#### Work instructions:
Copy out all the lines in the records that include the word "deployment".

#### Record extracts:

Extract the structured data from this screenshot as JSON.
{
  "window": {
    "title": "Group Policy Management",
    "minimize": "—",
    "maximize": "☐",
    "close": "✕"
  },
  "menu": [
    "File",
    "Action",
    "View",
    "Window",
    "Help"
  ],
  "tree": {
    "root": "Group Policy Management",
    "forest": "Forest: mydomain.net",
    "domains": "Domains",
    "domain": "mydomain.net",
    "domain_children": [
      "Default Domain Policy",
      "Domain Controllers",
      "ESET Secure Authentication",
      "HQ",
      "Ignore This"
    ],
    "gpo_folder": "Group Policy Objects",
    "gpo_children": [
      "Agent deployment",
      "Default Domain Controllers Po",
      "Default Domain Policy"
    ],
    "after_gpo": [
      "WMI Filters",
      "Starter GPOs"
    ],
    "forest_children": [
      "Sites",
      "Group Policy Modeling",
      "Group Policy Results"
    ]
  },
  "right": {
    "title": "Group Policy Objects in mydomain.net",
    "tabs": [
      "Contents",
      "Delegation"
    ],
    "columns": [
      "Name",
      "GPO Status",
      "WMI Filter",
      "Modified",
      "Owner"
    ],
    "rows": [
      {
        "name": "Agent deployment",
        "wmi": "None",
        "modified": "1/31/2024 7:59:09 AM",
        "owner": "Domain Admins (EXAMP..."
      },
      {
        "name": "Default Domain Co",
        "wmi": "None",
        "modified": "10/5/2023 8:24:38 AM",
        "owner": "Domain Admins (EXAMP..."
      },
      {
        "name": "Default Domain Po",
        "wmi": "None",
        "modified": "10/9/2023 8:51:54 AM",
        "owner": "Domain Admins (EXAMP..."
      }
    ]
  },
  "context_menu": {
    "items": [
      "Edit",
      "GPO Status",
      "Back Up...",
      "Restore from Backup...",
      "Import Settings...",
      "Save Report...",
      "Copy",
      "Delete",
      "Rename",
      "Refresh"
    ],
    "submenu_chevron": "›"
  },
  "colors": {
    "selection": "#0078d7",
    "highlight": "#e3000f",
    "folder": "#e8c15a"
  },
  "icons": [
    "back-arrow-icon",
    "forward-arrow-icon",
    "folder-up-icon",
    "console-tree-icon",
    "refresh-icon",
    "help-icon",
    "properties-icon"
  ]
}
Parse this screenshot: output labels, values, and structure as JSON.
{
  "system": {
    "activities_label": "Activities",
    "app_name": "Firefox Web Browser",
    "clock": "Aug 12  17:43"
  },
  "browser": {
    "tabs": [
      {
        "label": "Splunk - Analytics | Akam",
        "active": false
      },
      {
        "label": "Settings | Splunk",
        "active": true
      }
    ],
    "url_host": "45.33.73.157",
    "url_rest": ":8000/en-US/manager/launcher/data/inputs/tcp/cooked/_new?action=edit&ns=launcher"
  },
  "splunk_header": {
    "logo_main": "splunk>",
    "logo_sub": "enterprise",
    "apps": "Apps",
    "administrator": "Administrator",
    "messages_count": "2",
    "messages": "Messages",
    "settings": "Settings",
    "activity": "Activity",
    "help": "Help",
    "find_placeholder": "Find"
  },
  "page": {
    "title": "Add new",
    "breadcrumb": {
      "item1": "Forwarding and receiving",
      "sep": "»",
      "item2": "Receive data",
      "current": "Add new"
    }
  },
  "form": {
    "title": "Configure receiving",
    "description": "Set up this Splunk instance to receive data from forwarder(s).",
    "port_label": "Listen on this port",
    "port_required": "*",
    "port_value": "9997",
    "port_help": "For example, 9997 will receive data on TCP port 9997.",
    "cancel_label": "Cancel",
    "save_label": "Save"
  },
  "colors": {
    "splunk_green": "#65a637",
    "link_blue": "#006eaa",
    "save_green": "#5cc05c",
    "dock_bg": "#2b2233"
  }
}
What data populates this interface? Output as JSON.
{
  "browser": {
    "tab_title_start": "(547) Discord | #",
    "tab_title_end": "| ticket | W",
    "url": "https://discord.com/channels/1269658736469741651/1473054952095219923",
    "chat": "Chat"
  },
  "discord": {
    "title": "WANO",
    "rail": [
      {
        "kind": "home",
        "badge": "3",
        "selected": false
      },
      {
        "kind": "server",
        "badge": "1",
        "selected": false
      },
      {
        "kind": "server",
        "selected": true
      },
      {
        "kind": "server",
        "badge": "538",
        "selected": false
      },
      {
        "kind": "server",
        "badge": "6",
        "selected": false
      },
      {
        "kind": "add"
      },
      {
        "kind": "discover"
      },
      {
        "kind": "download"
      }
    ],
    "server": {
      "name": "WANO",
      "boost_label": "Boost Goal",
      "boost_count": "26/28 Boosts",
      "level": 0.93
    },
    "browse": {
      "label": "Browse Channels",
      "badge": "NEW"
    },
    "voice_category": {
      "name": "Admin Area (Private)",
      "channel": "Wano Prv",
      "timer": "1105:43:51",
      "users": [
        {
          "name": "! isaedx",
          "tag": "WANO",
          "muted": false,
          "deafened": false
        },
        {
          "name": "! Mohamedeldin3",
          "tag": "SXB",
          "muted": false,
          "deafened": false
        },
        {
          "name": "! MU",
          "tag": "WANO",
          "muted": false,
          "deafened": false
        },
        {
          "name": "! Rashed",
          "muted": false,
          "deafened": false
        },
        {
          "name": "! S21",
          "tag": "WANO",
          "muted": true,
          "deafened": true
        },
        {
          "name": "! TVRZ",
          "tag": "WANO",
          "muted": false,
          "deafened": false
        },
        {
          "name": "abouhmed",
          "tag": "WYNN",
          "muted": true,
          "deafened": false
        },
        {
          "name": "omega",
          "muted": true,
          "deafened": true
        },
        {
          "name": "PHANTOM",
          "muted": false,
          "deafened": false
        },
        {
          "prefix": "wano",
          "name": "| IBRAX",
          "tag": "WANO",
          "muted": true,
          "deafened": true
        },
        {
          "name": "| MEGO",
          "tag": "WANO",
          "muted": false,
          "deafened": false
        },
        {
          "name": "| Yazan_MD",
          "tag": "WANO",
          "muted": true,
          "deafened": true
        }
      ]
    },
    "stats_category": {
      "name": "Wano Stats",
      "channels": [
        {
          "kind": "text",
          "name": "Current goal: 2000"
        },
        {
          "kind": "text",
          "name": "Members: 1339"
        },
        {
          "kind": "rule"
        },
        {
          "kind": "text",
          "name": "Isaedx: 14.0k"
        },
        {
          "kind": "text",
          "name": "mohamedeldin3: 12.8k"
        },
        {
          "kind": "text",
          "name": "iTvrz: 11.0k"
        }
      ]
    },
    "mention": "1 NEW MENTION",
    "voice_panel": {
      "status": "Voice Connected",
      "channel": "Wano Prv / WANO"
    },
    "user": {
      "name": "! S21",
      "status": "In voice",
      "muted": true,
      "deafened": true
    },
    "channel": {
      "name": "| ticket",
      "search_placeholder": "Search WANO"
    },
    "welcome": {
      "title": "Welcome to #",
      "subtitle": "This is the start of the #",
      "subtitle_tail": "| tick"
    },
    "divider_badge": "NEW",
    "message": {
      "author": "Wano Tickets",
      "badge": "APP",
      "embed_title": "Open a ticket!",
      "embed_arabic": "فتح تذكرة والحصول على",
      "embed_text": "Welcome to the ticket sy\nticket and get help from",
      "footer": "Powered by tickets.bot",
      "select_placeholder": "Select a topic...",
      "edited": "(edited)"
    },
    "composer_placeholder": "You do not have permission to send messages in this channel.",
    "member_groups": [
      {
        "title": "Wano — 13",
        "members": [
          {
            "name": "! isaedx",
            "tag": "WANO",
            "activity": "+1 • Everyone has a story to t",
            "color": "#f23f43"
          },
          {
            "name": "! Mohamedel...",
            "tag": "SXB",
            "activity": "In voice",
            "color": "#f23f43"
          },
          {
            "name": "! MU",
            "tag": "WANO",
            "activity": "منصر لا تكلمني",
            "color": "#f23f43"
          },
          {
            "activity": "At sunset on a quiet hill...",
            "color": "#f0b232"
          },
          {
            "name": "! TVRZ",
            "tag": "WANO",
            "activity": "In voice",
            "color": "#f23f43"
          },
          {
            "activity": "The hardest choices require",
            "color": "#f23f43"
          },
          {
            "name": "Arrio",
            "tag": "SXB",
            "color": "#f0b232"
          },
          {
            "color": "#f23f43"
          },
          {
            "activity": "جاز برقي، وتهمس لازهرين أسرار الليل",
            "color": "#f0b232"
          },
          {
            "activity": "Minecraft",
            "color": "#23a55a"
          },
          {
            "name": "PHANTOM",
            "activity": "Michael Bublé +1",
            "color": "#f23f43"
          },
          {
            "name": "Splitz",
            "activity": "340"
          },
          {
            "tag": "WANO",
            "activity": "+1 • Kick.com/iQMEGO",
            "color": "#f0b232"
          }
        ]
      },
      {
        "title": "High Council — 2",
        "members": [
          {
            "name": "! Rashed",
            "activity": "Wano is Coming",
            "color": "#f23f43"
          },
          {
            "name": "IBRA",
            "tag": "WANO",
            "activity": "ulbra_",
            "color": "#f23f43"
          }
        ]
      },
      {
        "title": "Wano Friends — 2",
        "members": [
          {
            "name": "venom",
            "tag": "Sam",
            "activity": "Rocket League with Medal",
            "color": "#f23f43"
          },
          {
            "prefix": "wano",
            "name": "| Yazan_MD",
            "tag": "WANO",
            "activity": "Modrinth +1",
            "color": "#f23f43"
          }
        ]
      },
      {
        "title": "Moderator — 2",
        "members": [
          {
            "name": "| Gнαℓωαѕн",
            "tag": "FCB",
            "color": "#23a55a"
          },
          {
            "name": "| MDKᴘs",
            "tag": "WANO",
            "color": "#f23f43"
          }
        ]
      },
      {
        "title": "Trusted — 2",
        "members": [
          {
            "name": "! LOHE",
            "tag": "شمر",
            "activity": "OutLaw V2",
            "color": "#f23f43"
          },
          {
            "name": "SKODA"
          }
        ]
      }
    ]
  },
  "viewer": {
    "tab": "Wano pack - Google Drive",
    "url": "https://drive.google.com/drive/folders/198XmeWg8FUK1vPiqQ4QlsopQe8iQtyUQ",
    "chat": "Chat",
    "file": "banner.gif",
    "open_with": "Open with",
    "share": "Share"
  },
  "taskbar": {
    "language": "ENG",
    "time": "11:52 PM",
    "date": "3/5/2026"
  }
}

#### Written answer:
      "Agent deployment",
        "name": "Agent deployment",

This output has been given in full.